SET EXERCISE:
Pull out every line with the word "label".

RECORDS FOR PROCESSING:
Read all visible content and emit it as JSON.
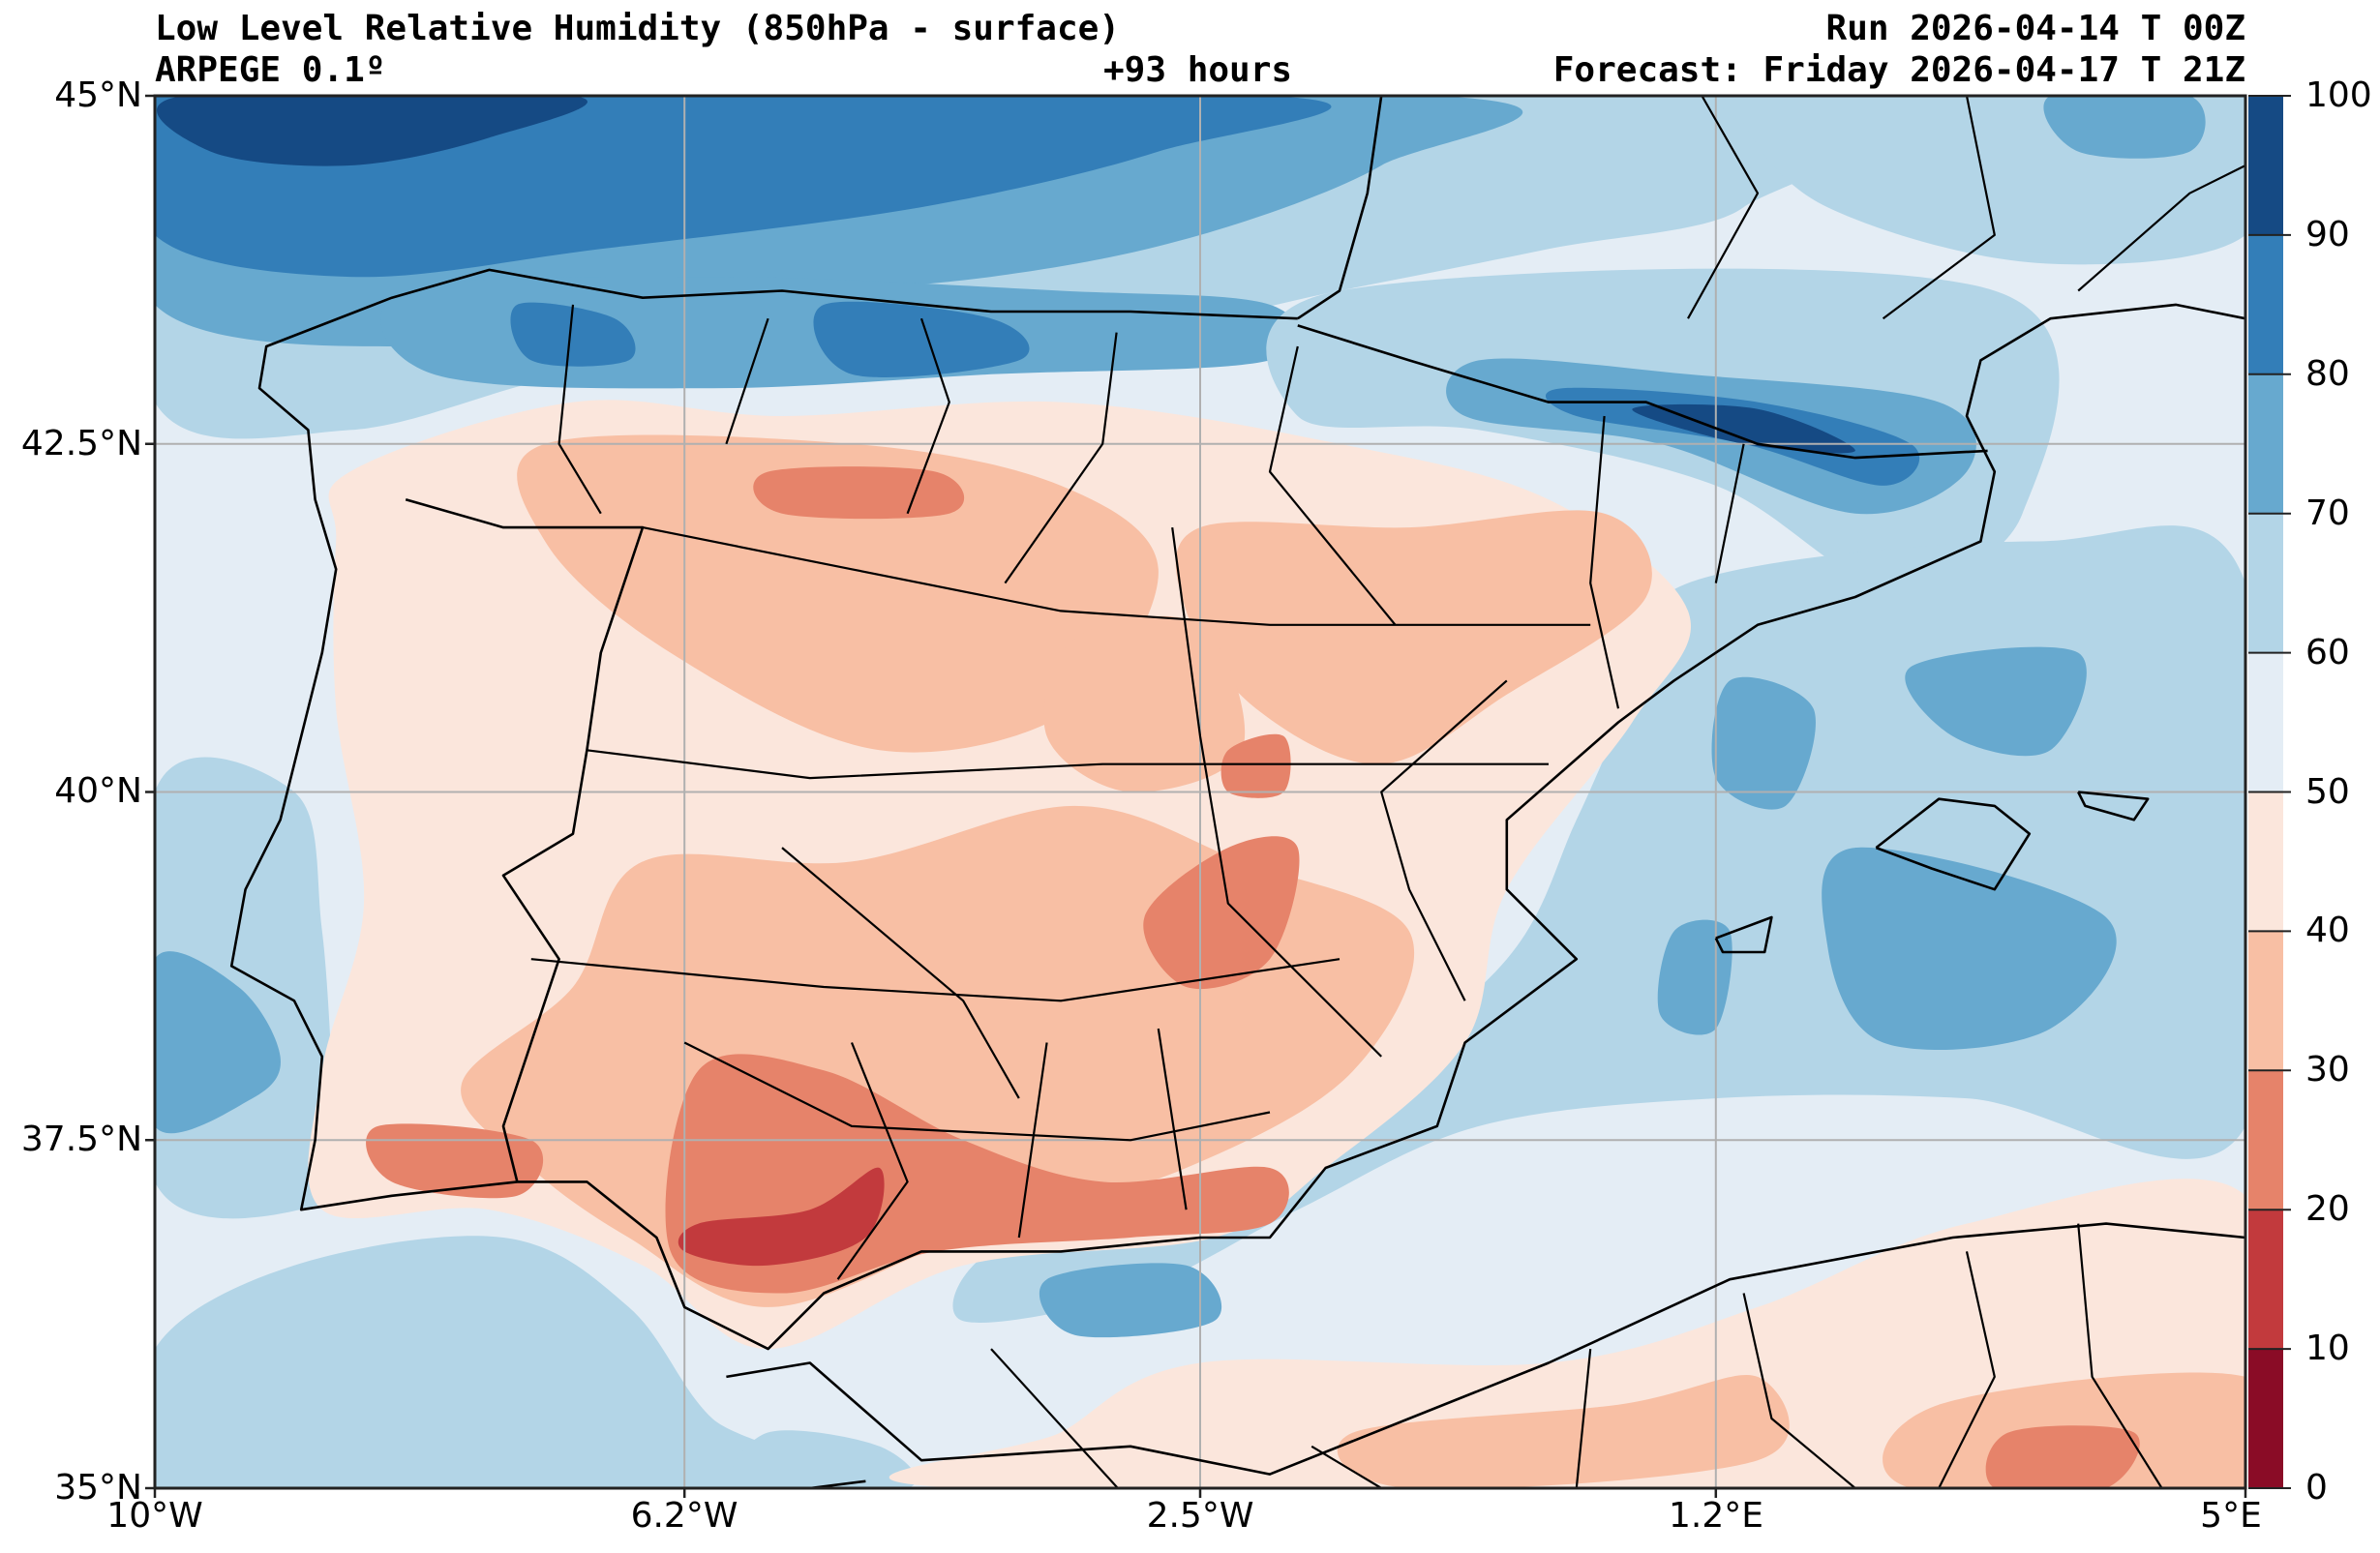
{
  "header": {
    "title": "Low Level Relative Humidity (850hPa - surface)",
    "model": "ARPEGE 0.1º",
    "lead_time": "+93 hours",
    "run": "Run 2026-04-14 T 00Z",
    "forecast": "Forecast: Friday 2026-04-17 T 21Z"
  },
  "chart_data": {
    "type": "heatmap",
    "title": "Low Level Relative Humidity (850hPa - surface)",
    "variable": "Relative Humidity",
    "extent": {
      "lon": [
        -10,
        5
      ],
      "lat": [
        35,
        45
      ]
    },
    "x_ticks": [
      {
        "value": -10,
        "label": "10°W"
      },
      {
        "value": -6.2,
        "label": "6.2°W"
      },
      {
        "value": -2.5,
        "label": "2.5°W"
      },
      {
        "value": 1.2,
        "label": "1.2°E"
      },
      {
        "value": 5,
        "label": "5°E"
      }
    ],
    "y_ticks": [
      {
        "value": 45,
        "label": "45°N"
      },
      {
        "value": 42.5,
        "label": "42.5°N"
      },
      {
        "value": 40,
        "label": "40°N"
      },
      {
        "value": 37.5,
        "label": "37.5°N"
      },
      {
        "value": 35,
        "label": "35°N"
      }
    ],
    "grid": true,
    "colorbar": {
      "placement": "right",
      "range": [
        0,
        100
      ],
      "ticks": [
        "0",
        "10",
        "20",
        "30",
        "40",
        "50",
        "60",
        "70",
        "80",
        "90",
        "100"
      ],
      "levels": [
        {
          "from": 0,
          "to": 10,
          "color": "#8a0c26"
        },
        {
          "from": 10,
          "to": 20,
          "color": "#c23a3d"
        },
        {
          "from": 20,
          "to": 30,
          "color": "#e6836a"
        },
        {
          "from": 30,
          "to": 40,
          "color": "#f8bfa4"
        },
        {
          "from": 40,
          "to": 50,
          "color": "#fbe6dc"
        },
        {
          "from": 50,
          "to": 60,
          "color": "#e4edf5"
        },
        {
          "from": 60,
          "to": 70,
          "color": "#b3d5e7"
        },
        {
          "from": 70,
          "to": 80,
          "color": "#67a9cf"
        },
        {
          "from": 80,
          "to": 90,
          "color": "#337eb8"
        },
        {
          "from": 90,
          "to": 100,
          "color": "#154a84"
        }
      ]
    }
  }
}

SOLUTION FOR THIS TASK:
        "label": "10°W"
        "label": "6.2°W"
        "label": "2.5°W"
        "label": "1.2°E"
        "label": "5°E"
        "label": "45°N"
        "label": "42.5°N"
        "label": "40°N"
        "label": "37.5°N"
        "label": "35°N"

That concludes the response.